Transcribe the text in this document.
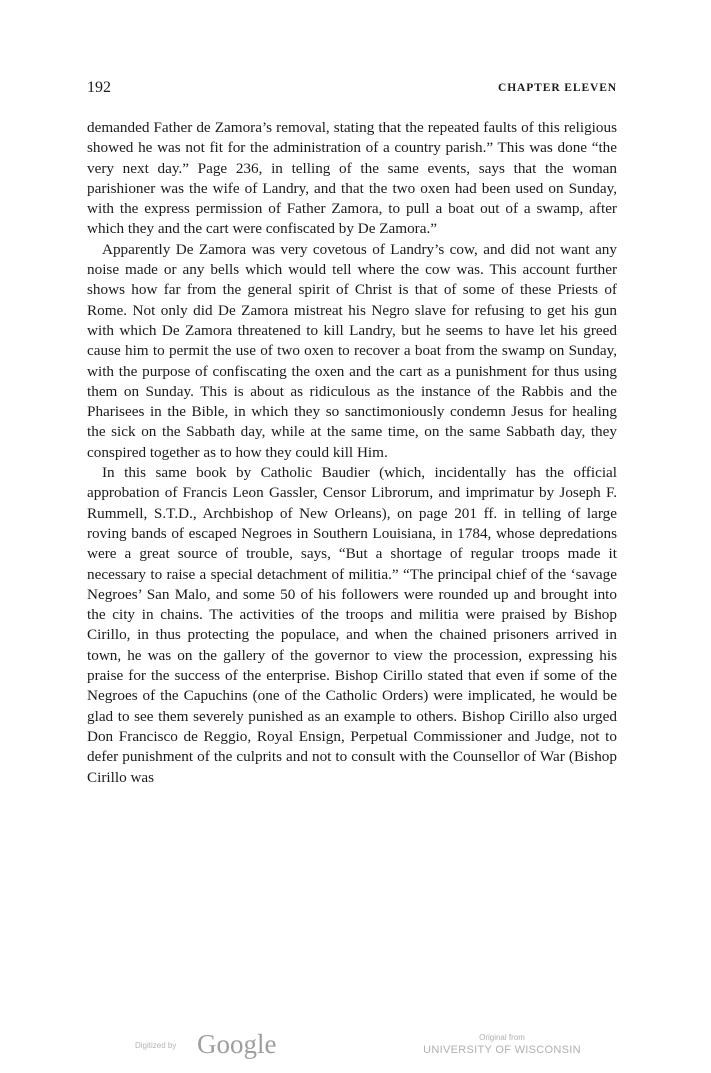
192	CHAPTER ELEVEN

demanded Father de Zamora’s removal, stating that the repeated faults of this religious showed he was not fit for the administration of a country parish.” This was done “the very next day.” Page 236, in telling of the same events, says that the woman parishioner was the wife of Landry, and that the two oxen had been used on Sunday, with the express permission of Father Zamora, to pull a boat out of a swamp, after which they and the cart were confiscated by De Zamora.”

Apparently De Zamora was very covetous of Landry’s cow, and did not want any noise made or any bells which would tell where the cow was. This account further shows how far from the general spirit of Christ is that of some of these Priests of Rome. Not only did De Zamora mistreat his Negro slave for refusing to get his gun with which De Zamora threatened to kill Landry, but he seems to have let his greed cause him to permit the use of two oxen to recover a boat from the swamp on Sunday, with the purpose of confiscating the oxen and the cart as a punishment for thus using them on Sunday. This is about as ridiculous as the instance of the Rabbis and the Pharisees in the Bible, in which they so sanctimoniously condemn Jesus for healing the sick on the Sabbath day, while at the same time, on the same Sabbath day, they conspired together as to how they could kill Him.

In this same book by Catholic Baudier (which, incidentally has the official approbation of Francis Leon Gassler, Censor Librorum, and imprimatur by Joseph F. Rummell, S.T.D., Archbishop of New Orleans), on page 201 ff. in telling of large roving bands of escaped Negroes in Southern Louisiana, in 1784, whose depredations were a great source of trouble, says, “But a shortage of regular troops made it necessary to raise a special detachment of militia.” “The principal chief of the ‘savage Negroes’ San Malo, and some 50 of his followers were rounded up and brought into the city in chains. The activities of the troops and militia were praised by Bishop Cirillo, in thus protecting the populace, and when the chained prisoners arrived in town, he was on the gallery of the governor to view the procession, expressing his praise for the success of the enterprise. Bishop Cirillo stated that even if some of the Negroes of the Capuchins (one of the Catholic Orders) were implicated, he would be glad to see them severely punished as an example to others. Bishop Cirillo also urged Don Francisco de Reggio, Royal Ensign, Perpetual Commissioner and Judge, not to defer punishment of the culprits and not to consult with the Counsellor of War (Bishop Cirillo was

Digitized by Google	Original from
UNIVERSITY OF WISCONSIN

----------------------------------------

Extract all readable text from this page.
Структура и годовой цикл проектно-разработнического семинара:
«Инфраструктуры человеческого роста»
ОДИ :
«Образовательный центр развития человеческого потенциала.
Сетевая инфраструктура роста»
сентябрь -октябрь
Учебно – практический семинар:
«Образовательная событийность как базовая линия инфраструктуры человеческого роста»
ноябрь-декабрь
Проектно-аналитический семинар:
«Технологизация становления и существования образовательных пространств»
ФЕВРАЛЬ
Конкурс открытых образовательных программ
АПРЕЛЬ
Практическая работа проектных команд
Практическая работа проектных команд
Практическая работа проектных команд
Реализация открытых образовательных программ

----------------------------------------

• _GIVEN EXERCISE_
From the records above, pull out each line that has "открытых".

• _ANSWER TO THE EXERCISE_
Конкурс открытых образовательных программ
Реализация открытых образовательных программ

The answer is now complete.